[Figure contents as structured data]
┄┄┄┄┄┄┄┄┄┄
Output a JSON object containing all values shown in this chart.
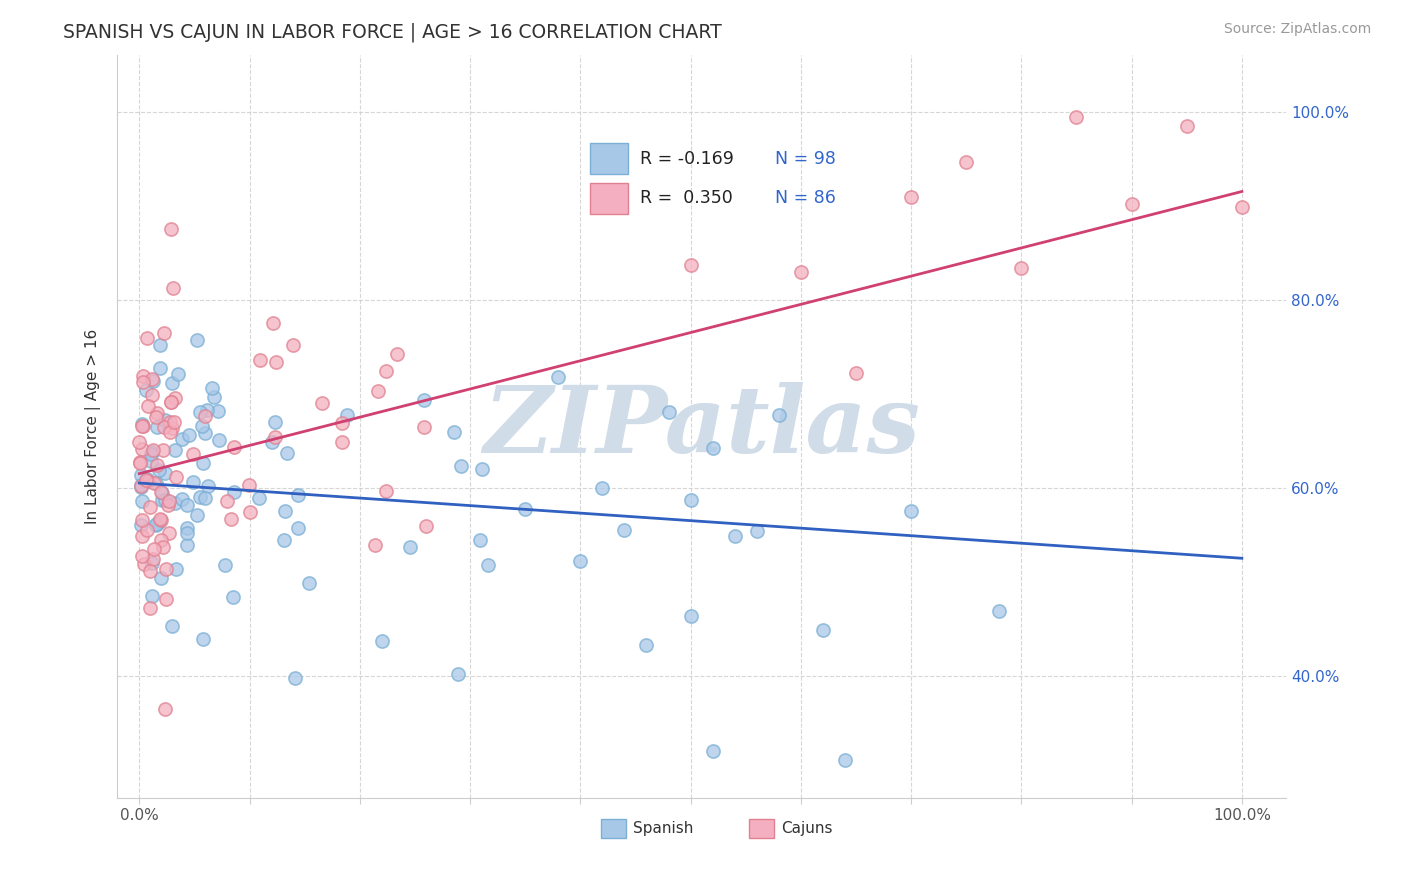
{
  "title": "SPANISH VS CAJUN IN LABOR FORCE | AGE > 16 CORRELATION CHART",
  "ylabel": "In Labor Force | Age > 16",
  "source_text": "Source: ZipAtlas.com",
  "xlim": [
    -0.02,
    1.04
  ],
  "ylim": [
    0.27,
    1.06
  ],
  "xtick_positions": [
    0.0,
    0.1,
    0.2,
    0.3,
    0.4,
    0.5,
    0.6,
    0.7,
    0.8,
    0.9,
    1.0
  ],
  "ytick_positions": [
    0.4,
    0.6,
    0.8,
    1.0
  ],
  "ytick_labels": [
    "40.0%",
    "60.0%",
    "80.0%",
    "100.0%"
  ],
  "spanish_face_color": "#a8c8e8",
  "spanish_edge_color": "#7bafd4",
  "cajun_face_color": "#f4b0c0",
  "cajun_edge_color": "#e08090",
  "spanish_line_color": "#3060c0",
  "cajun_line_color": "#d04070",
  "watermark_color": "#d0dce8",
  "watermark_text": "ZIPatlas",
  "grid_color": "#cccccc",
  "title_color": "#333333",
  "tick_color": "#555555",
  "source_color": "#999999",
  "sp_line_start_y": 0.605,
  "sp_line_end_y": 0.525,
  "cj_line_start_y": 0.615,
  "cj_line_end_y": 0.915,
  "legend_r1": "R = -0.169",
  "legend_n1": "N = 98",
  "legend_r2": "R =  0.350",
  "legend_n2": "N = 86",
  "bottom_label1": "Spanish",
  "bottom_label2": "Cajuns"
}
┄┄┄┄┄┄┄┄┄┄
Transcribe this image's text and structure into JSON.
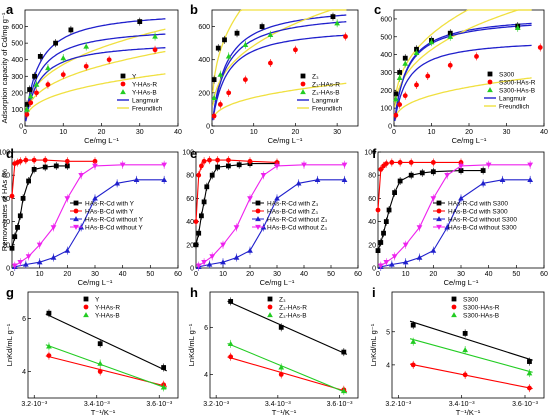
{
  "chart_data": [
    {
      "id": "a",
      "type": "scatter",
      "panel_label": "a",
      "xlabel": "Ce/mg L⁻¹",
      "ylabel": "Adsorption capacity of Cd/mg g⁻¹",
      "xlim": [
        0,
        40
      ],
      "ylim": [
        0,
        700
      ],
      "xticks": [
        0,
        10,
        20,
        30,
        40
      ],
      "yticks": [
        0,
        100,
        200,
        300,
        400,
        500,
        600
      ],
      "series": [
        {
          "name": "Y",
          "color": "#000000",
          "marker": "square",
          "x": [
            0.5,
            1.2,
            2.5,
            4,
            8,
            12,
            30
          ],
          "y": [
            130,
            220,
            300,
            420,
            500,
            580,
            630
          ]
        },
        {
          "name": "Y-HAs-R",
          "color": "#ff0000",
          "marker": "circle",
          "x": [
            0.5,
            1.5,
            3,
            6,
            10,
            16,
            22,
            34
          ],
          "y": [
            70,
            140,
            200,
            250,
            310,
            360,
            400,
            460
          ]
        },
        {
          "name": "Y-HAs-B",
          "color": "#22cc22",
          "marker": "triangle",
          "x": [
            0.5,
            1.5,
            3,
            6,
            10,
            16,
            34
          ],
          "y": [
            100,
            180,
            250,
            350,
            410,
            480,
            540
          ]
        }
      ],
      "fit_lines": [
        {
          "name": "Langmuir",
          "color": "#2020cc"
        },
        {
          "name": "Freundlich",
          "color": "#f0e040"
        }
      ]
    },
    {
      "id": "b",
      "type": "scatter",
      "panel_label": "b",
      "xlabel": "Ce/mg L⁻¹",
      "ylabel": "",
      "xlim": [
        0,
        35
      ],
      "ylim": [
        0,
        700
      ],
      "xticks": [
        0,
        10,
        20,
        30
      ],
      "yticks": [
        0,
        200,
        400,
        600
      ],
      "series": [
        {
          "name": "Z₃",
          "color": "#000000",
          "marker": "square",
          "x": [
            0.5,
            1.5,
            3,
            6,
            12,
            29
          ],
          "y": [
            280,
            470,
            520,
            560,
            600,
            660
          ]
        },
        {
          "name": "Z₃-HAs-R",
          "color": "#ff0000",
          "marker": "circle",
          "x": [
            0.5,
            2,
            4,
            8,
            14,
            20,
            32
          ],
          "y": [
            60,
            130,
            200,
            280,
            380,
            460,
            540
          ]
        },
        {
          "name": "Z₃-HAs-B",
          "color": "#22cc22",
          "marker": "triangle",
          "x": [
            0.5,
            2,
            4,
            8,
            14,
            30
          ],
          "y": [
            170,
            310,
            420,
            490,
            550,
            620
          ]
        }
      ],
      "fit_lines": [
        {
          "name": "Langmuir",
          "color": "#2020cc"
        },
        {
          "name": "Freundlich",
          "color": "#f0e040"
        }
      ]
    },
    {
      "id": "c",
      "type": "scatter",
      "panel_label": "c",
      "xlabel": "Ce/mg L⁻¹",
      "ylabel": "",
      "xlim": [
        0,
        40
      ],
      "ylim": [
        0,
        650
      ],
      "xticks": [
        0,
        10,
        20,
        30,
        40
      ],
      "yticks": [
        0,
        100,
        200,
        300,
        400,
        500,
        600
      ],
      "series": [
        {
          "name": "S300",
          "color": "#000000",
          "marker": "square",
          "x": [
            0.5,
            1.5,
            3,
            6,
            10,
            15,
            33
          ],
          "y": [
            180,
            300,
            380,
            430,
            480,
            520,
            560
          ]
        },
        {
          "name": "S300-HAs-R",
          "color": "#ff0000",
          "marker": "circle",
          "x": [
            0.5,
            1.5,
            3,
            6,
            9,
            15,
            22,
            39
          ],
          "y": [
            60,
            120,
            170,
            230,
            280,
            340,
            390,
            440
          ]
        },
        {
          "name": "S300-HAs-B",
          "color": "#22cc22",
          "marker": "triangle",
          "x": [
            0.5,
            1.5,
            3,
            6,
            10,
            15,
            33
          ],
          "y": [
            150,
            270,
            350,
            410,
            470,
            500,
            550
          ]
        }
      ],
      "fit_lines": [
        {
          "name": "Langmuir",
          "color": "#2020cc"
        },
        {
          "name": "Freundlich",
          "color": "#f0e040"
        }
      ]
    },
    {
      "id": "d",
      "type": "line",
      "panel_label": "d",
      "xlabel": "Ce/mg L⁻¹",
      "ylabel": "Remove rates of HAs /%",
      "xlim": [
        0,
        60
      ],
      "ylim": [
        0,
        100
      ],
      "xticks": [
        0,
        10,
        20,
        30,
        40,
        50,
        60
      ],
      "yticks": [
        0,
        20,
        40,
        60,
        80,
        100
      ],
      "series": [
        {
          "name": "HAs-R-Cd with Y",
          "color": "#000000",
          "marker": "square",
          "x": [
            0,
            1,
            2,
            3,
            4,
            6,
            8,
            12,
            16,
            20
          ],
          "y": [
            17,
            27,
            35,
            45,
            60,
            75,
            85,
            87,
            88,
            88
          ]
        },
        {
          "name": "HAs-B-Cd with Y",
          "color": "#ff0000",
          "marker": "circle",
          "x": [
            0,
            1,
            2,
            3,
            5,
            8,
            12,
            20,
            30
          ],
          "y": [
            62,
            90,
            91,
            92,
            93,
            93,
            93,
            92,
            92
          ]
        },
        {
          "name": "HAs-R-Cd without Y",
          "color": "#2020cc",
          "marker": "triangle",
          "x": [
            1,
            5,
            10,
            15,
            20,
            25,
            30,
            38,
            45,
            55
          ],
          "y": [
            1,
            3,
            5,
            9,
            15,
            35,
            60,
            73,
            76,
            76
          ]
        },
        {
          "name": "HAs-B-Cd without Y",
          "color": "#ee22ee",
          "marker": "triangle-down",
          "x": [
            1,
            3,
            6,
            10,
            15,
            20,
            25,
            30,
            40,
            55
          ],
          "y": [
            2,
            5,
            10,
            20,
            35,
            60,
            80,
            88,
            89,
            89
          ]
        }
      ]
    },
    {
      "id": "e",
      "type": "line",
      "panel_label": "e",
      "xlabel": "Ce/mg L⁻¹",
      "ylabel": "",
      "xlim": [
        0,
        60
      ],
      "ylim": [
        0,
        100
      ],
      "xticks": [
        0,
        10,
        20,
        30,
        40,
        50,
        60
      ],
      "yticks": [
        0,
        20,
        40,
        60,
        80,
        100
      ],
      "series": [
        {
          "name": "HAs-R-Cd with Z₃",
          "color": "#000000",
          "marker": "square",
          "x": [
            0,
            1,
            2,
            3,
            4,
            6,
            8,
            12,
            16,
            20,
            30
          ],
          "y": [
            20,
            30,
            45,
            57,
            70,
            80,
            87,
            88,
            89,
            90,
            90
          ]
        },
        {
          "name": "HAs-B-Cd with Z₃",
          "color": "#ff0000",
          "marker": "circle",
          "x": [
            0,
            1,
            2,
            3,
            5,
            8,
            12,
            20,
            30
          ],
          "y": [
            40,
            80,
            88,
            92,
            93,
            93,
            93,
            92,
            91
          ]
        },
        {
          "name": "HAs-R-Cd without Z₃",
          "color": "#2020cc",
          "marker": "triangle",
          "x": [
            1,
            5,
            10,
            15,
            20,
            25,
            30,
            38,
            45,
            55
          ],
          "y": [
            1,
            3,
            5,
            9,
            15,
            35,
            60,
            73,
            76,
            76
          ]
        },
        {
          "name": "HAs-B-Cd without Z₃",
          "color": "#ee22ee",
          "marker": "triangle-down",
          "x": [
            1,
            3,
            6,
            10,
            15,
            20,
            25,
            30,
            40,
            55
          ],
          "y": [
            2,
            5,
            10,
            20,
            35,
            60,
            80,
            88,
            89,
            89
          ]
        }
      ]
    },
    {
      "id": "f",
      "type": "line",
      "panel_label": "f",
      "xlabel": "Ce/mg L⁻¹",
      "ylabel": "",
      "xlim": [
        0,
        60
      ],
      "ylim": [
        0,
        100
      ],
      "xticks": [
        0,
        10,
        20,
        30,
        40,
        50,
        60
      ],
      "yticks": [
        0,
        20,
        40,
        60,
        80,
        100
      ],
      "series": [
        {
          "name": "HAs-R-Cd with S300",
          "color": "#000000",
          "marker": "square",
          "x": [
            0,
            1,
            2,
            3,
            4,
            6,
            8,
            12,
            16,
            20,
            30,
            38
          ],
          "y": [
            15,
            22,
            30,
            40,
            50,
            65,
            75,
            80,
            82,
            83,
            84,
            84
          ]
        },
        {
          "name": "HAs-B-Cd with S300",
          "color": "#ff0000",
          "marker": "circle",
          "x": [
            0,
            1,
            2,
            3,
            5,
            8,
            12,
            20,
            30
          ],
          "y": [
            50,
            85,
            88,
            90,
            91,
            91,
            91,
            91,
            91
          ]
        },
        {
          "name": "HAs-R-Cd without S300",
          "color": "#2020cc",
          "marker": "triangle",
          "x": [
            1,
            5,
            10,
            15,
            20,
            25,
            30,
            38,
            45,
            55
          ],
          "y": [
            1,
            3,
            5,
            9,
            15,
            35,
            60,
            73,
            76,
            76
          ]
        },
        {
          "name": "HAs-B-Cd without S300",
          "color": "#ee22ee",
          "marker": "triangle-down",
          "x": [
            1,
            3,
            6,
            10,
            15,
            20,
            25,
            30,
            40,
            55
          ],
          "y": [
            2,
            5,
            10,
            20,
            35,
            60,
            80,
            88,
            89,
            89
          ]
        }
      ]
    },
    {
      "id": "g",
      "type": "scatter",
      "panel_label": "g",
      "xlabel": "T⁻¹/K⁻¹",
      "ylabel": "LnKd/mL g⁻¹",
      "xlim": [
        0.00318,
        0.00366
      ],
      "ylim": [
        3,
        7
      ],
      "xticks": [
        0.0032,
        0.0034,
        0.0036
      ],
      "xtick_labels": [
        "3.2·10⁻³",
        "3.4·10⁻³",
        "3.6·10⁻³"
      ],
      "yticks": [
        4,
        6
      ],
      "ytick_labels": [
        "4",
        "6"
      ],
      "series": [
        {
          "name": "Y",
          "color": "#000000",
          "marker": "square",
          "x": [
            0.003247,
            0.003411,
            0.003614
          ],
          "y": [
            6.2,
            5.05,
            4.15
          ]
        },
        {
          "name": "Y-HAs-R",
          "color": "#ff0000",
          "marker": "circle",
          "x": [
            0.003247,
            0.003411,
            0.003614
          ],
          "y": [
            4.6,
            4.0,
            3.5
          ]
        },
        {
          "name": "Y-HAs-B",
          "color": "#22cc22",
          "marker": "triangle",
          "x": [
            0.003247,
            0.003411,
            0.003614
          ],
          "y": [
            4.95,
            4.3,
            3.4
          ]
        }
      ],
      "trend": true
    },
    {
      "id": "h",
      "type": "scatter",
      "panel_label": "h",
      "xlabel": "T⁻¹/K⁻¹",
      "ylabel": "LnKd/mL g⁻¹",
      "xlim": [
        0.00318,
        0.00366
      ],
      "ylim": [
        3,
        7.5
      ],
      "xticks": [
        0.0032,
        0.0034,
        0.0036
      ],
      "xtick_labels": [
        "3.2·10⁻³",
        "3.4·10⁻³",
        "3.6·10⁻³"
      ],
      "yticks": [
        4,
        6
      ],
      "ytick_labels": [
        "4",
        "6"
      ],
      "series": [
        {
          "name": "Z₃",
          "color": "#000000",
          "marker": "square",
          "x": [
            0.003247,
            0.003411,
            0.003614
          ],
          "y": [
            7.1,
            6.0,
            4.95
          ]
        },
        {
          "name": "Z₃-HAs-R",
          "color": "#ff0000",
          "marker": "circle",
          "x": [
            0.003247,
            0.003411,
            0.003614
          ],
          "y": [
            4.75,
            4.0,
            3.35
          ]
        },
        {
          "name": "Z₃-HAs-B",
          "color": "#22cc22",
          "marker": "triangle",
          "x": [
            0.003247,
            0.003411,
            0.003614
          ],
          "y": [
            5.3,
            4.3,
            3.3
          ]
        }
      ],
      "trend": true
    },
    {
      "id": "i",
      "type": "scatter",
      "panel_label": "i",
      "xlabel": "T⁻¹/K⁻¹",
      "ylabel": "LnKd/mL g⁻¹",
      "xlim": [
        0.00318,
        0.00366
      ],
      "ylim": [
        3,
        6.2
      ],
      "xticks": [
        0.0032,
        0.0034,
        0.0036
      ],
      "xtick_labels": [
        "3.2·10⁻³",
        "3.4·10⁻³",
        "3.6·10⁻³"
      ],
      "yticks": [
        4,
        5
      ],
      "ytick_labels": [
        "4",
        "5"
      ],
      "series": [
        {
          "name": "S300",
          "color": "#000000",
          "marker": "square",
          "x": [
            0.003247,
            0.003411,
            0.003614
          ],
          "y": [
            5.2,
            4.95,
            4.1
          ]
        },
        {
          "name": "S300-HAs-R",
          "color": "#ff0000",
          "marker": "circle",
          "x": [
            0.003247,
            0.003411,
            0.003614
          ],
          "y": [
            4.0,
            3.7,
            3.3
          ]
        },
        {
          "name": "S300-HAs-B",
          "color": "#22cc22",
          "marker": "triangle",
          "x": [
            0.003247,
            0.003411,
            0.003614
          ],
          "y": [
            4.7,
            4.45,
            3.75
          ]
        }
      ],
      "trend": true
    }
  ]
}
┄┄┄┄┄┄┄┄┄┄
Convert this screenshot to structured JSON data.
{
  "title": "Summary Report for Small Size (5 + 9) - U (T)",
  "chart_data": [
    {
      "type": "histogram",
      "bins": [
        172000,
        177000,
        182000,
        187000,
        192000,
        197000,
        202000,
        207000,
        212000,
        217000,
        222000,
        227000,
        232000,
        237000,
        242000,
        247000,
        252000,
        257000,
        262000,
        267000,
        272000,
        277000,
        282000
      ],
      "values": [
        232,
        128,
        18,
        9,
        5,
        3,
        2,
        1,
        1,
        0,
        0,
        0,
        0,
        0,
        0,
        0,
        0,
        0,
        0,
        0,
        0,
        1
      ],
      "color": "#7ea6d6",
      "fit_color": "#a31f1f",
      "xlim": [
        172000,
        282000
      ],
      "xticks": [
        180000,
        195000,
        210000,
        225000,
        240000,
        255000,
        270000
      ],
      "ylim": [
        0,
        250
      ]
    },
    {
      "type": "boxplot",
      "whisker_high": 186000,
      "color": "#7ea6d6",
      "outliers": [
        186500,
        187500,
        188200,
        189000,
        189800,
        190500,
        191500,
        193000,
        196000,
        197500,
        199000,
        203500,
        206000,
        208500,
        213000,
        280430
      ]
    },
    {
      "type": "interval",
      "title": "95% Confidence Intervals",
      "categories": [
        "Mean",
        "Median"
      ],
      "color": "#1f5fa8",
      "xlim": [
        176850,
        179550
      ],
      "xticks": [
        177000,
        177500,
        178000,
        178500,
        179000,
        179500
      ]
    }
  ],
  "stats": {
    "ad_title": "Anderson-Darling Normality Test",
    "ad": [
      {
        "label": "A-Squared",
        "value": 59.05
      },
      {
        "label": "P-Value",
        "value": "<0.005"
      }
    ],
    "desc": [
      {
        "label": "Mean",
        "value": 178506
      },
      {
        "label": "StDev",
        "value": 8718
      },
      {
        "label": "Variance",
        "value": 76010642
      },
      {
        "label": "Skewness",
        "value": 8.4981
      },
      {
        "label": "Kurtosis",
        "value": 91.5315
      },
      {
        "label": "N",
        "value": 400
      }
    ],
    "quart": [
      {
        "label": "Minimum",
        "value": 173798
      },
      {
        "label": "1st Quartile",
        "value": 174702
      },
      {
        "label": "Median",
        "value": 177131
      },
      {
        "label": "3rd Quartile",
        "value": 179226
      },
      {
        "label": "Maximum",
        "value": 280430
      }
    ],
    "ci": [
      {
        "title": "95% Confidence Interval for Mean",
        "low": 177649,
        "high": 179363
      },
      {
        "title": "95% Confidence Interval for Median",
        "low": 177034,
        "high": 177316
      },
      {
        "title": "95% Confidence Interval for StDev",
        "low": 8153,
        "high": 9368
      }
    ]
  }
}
┄┄┄┄┄┄┄┄┄┄
Return all the lines that contain the string "values".

» **PROBLEM SOLUTION**:
Output a JSON object containing all values shown in this chart.
      "values": [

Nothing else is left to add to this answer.